→ **YOUR GOAL**: Output an exact reproduction of the data.
(begin)
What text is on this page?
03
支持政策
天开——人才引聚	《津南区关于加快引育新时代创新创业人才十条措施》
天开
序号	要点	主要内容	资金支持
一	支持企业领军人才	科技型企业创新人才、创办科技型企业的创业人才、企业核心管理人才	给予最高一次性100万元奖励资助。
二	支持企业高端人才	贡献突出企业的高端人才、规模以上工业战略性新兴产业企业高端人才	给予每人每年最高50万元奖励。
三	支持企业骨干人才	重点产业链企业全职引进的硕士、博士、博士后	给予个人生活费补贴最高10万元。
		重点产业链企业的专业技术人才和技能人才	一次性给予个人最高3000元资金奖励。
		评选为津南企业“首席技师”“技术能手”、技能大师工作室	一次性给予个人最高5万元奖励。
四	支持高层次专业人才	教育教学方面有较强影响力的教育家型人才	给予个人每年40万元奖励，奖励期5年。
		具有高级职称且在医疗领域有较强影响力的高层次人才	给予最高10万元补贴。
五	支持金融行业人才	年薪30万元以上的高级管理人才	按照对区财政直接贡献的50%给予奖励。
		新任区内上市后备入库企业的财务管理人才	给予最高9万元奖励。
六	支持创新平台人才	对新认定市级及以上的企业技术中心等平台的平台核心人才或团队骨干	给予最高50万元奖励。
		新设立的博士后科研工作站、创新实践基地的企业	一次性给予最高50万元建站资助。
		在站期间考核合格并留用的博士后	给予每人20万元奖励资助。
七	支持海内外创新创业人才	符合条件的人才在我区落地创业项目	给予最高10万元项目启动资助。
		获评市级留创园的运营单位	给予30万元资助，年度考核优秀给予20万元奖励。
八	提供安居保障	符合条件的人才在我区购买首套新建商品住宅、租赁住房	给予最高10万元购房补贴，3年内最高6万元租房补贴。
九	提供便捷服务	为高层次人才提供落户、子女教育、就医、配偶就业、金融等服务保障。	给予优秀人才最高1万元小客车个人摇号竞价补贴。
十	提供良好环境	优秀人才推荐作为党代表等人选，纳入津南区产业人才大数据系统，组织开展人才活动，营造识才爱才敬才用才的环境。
(end)
→ **THE COMPLETED TASK**:
What text is on this page?
03
支持政策
天开——人才引聚	《津南区关于加快引育新时代创新创业人才十条措施》
天开
序号	要点	主要内容	资金支持
一	支持企业领军人才	科技型企业创新人才、创办科技型企业的创业人才、企业核心管理人才	给予最高一次性100万元奖励资助。
二	支持企业高端人才	贡献突出企业的高端人才、规模以上工业战略性新兴产业企业高端人才	给予每人每年最高50万元奖励。
三	支持企业骨干人才	重点产业链企业全职引进的硕士、博士、博士后	给予个人生活费补贴最高10万元。
		重点产业链企业的专业技术人才和技能人才	一次性给予个人最高3000元资金奖励。
		评选为津南企业“首席技师”“技术能手”、技能大师工作室	一次性给予个人最高5万元奖励。
四	支持高层次专业人才	教育教学方面有较强影响力的教育家型人才	给予个人每年40万元奖励，奖励期5年。
		具有高级职称且在医疗领域有较强影响力的高层次人才	给予最高10万元补贴。
五	支持金融行业人才	年薪30万元以上的高级管理人才	按照对区财政直接贡献的50%给予奖励。
		新任区内上市后备入库企业的财务管理人才	给予最高9万元奖励。
六	支持创新平台人才	对新认定市级及以上的企业技术中心等平台的平台核心人才或团队骨干	给予最高50万元奖励。
		新设立的博士后科研工作站、创新实践基地的企业	一次性给予最高50万元建站资助。
		在站期间考核合格并留用的博士后	给予每人20万元奖励资助。
七	支持海内外创新创业人才	符合条件的人才在我区落地创业项目	给予最高10万元项目启动资助。
		获评市级留创园的运营单位	给予30万元资助，年度考核优秀给予20万元奖励。
八	提供安居保障	符合条件的人才在我区购买首套新建商品住宅、租赁住房	给予最高10万元购房补贴，3年内最高6万元租房补贴。
九	提供便捷服务	为高层次人才提供落户、子女教育、就医、配偶就业、金融等服务保障。	给予优秀人才最高1万元小客车个人摇号竞价补贴。
十	提供良好环境	优秀人才推荐作为党代表等人选，纳入津南区产业人才大数据系统，组织开展人才活动，营造识才爱才敬才用才的环境。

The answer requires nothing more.